[Records from a dataset]
····················

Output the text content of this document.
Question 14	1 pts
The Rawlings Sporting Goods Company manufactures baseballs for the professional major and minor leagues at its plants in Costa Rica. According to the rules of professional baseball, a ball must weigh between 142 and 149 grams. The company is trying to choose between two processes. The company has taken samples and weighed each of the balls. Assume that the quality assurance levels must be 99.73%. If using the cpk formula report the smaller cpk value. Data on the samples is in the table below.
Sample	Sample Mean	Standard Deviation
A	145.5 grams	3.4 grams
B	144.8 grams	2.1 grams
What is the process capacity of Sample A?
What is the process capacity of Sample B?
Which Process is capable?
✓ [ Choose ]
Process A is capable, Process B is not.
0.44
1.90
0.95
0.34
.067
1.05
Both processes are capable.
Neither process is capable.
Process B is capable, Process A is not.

····················

__Requirements__. Identify every line holding the word "processes" and copy it out.

__Solution for this exercise__.
The Rawlings Sporting Goods Company manufactures baseballs for the professional major and minor leagues at its plants in Costa Rica. According to the rules of professional baseball, a ball must weigh between 142 and 149 grams. The company is trying to choose between two processes. The company has taken samples and weighed each of the balls. Assume that the quality assurance levels must be 99.73%. If using the cpk formula report the smaller cpk value. Data on the samples is in the table below.
Both processes are capable.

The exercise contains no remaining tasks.